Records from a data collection
# # # # #

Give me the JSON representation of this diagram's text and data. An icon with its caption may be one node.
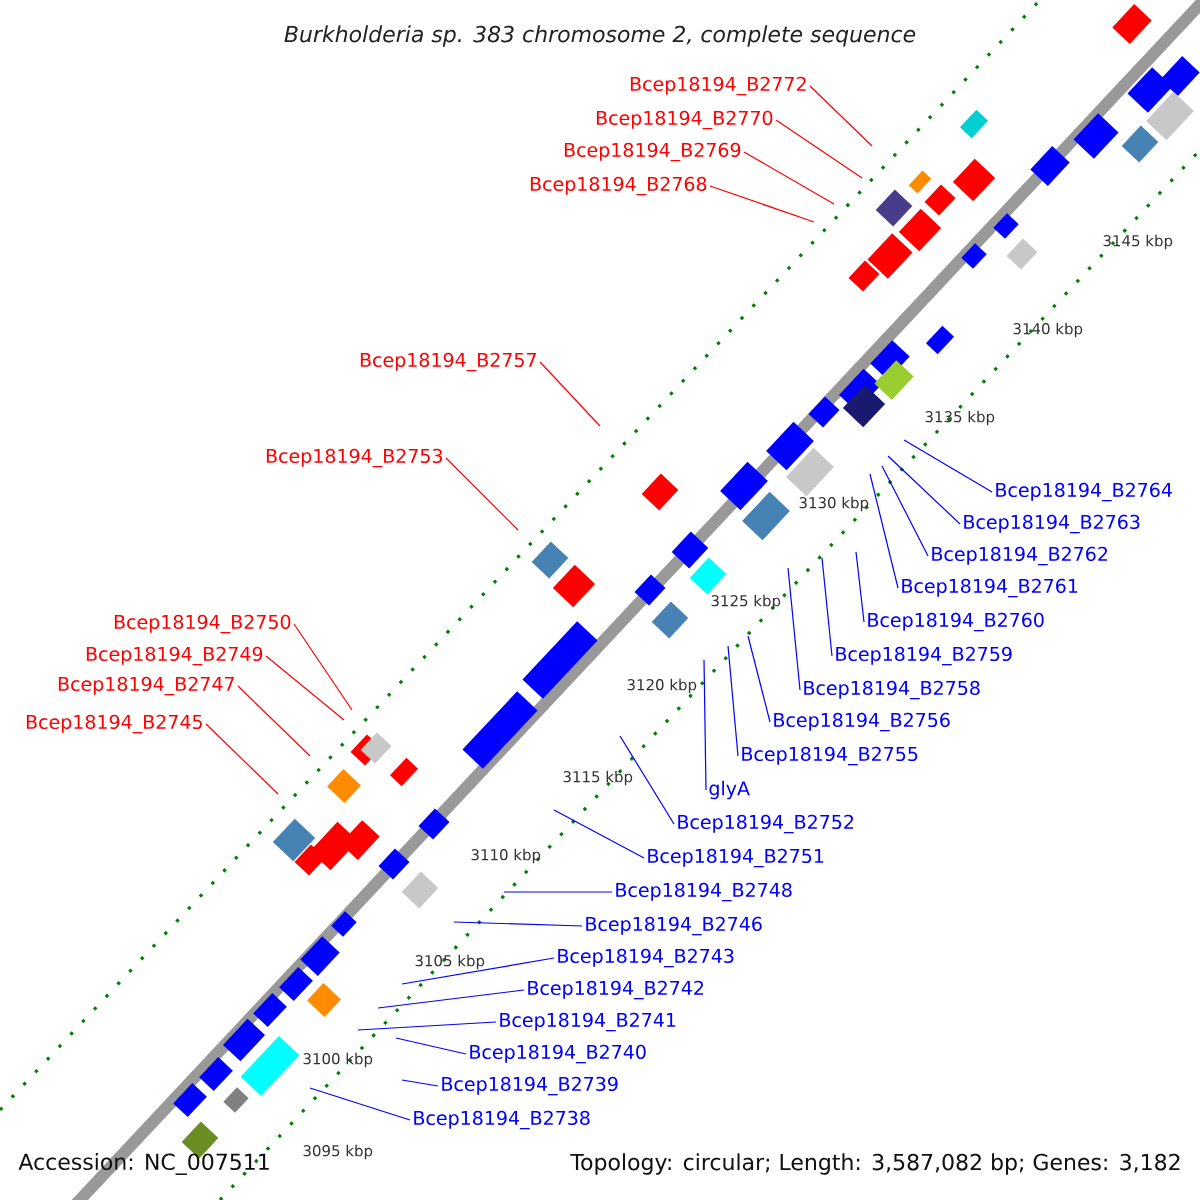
{
  "diagram": {
    "title": "Burkholderia sp. 383 chromosome 2, complete sequence",
    "nodes": [
      {
        "text": [
          "Bcep18194_B2772"
        ]
      },
      {
        "text": [
          "Bcep18194_B2770"
        ]
      },
      {
        "text": [
          "Bcep18194_B2769"
        ]
      },
      {
        "text": [
          "Bcep18194_B2768"
        ]
      },
      {
        "text": [
          "Bcep18194_B2757"
        ]
      },
      {
        "text": [
          "Bcep18194_B2753"
        ]
      },
      {
        "text": [
          "Bcep18194_B2750"
        ]
      },
      {
        "text": [
          "Bcep18194_B2749"
        ]
      },
      {
        "text": [
          "Bcep18194_B2747"
        ]
      },
      {
        "text": [
          "Bcep18194_B2745"
        ]
      },
      {
        "text": [
          "Bcep18194_B2764"
        ]
      },
      {
        "text": [
          "Bcep18194_B2763"
        ]
      },
      {
        "text": [
          "Bcep18194_B2762"
        ]
      },
      {
        "text": [
          "Bcep18194_B2761"
        ]
      },
      {
        "text": [
          "Bcep18194_B2760"
        ]
      },
      {
        "text": [
          "Bcep18194_B2759"
        ]
      },
      {
        "text": [
          "Bcep18194_B2758"
        ]
      },
      {
        "text": [
          "Bcep18194_B2756"
        ]
      },
      {
        "text": [
          "Bcep18194_B2755"
        ]
      },
      {
        "text": [
          "glyA"
        ]
      },
      {
        "text": [
          "Bcep18194_B2752"
        ]
      },
      {
        "text": [
          "Bcep18194_B2751"
        ]
      },
      {
        "text": [
          "Bcep18194_B2748"
        ]
      },
      {
        "text": [
          "Bcep18194_B2746"
        ]
      },
      {
        "text": [
          "Bcep18194_B2743"
        ]
      },
      {
        "text": [
          "Bcep18194_B2742"
        ]
      },
      {
        "text": [
          "Bcep18194_B2741"
        ]
      },
      {
        "text": [
          "Bcep18194_B2740"
        ]
      },
      {
        "text": [
          "Bcep18194_B2739"
        ]
      },
      {
        "text": [
          "Bcep18194_B2738"
        ]
      }
    ],
    "edges": [
      {
        "from": 0,
        "to": null,
        "arrow": "none",
        "color": "#ff0000"
      },
      {
        "from": 1,
        "to": null,
        "arrow": "none",
        "color": "#ff0000"
      },
      {
        "from": 2,
        "to": null,
        "arrow": "none",
        "color": "#ff0000"
      },
      {
        "from": 3,
        "to": null,
        "arrow": "none",
        "color": "#ff0000"
      },
      {
        "from": 4,
        "to": null,
        "arrow": "none",
        "color": "#ff0000"
      },
      {
        "from": 5,
        "to": null,
        "arrow": "none",
        "color": "#ff0000"
      },
      {
        "from": 6,
        "to": null,
        "arrow": "none",
        "color": "#ff0000"
      },
      {
        "from": 7,
        "to": null,
        "arrow": "none",
        "color": "#ff0000"
      },
      {
        "from": 8,
        "to": null,
        "arrow": "none",
        "color": "#ff0000"
      },
      {
        "from": 9,
        "to": null,
        "arrow": "none",
        "color": "#ff0000"
      },
      {
        "from": 10,
        "to": null,
        "arrow": "none"
      },
      {
        "from": 11,
        "to": null,
        "arrow": "none"
      },
      {
        "from": 12,
        "to": null,
        "arrow": "none"
      },
      {
        "from": 13,
        "to": null,
        "arrow": "none"
      },
      {
        "from": 14,
        "to": null,
        "arrow": "none"
      },
      {
        "from": 15,
        "to": null,
        "arrow": "none"
      },
      {
        "from": 16,
        "to": null,
        "arrow": "none"
      },
      {
        "from": 17,
        "to": null,
        "arrow": "none"
      },
      {
        "from": 18,
        "to": null,
        "arrow": "none"
      },
      {
        "from": 19,
        "to": null,
        "arrow": "none"
      },
      {
        "from": 20,
        "to": null,
        "arrow": "none"
      },
      {
        "from": 21,
        "to": null,
        "arrow": "none"
      },
      {
        "from": 22,
        "to": null,
        "arrow": "none"
      },
      {
        "from": 23,
        "to": null,
        "arrow": "none"
      },
      {
        "from": 24,
        "to": null,
        "arrow": "none"
      },
      {
        "from": 25,
        "to": null,
        "arrow": "none"
      },
      {
        "from": 26,
        "to": null,
        "arrow": "none"
      },
      {
        "from": 27,
        "to": null,
        "arrow": "none"
      },
      {
        "from": 28,
        "to": null,
        "arrow": "none"
      },
      {
        "from": 29,
        "to": null,
        "arrow": "none"
      }
    ],
    "labels": [
      "3145 kbp",
      "3140 kbp",
      "3135 kbp",
      "3130 kbp",
      "3125 kbp",
      "3120 kbp",
      "3115 kbp",
      "3110 kbp",
      "3105 kbp",
      "3100 kbp",
      "3095 kbp",
      "Accession: NC_007511",
      "Topology: circular; Length: 3,587,082 bp; Genes: 3,182"
    ]
  }
}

# # # # #

» Your task
Your reply should restate the data above word for word and contain no pictures.

» Solved exercise
Give me the JSON representation of this diagram's text and data. An icon with its caption may be one node.
{
  "diagram": {
    "title": "Burkholderia sp. 383 chromosome 2, complete sequence",
    "nodes": [
      {
        "text": [
          "Bcep18194_B2772"
        ]
      },
      {
        "text": [
          "Bcep18194_B2770"
        ]
      },
      {
        "text": [
          "Bcep18194_B2769"
        ]
      },
      {
        "text": [
          "Bcep18194_B2768"
        ]
      },
      {
        "text": [
          "Bcep18194_B2757"
        ]
      },
      {
        "text": [
          "Bcep18194_B2753"
        ]
      },
      {
        "text": [
          "Bcep18194_B2750"
        ]
      },
      {
        "text": [
          "Bcep18194_B2749"
        ]
      },
      {
        "text": [
          "Bcep18194_B2747"
        ]
      },
      {
        "text": [
          "Bcep18194_B2745"
        ]
      },
      {
        "text": [
          "Bcep18194_B2764"
        ]
      },
      {
        "text": [
          "Bcep18194_B2763"
        ]
      },
      {
        "text": [
          "Bcep18194_B2762"
        ]
      },
      {
        "text": [
          "Bcep18194_B2761"
        ]
      },
      {
        "text": [
          "Bcep18194_B2760"
        ]
      },
      {
        "text": [
          "Bcep18194_B2759"
        ]
      },
      {
        "text": [
          "Bcep18194_B2758"
        ]
      },
      {
        "text": [
          "Bcep18194_B2756"
        ]
      },
      {
        "text": [
          "Bcep18194_B2755"
        ]
      },
      {
        "text": [
          "glyA"
        ]
      },
      {
        "text": [
          "Bcep18194_B2752"
        ]
      },
      {
        "text": [
          "Bcep18194_B2751"
        ]
      },
      {
        "text": [
          "Bcep18194_B2748"
        ]
      },
      {
        "text": [
          "Bcep18194_B2746"
        ]
      },
      {
        "text": [
          "Bcep18194_B2743"
        ]
      },
      {
        "text": [
          "Bcep18194_B2742"
        ]
      },
      {
        "text": [
          "Bcep18194_B2741"
        ]
      },
      {
        "text": [
          "Bcep18194_B2740"
        ]
      },
      {
        "text": [
          "Bcep18194_B2739"
        ]
      },
      {
        "text": [
          "Bcep18194_B2738"
        ]
      }
    ],
    "edges": [
      {
        "from": 0,
        "to": null,
        "arrow": "none",
        "color": "#ff0000"
      },
      {
        "from": 1,
        "to": null,
        "arrow": "none",
        "color": "#ff0000"
      },
      {
        "from": 2,
        "to": null,
        "arrow": "none",
        "color": "#ff0000"
      },
      {
        "from": 3,
        "to": null,
        "arrow": "none",
        "color": "#ff0000"
      },
      {
        "from": 4,
        "to": null,
        "arrow": "none",
        "color": "#ff0000"
      },
      {
        "from": 5,
        "to": null,
        "arrow": "none",
        "color": "#ff0000"
      },
      {
        "from": 6,
        "to": null,
        "arrow": "none",
        "color": "#ff0000"
      },
      {
        "from": 7,
        "to": null,
        "arrow": "none",
        "color": "#ff0000"
      },
      {
        "from": 8,
        "to": null,
        "arrow": "none",
        "color": "#ff0000"
      },
      {
        "from": 9,
        "to": null,
        "arrow": "none",
        "color": "#ff0000"
      },
      {
        "from": 10,
        "to": null,
        "arrow": "none"
      },
      {
        "from": 11,
        "to": null,
        "arrow": "none"
      },
      {
        "from": 12,
        "to": null,
        "arrow": "none"
      },
      {
        "from": 13,
        "to": null,
        "arrow": "none"
      },
      {
        "from": 14,
        "to": null,
        "arrow": "none"
      },
      {
        "from": 15,
        "to": null,
        "arrow": "none"
      },
      {
        "from": 16,
        "to": null,
        "arrow": "none"
      },
      {
        "from": 17,
        "to": null,
        "arrow": "none"
      },
      {
        "from": 18,
        "to": null,
        "arrow": "none"
      },
      {
        "from": 19,
        "to": null,
        "arrow": "none"
      },
      {
        "from": 20,
        "to": null,
        "arrow": "none"
      },
      {
        "from": 21,
        "to": null,
        "arrow": "none"
      },
      {
        "from": 22,
        "to": null,
        "arrow": "none"
      },
      {
        "from": 23,
        "to": null,
        "arrow": "none"
      },
      {
        "from": 24,
        "to": null,
        "arrow": "none"
      },
      {
        "from": 25,
        "to": null,
        "arrow": "none"
      },
      {
        "from": 26,
        "to": null,
        "arrow": "none"
      },
      {
        "from": 27,
        "to": null,
        "arrow": "none"
      },
      {
        "from": 28,
        "to": null,
        "arrow": "none"
      },
      {
        "from": 29,
        "to": null,
        "arrow": "none"
      }
    ],
    "labels": [
      "3145 kbp",
      "3140 kbp",
      "3135 kbp",
      "3130 kbp",
      "3125 kbp",
      "3120 kbp",
      "3115 kbp",
      "3110 kbp",
      "3105 kbp",
      "3100 kbp",
      "3095 kbp",
      "Accession: NC_007511",
      "Topology: circular; Length: 3,587,082 bp; Genes: 3,182"
    ]
  }
}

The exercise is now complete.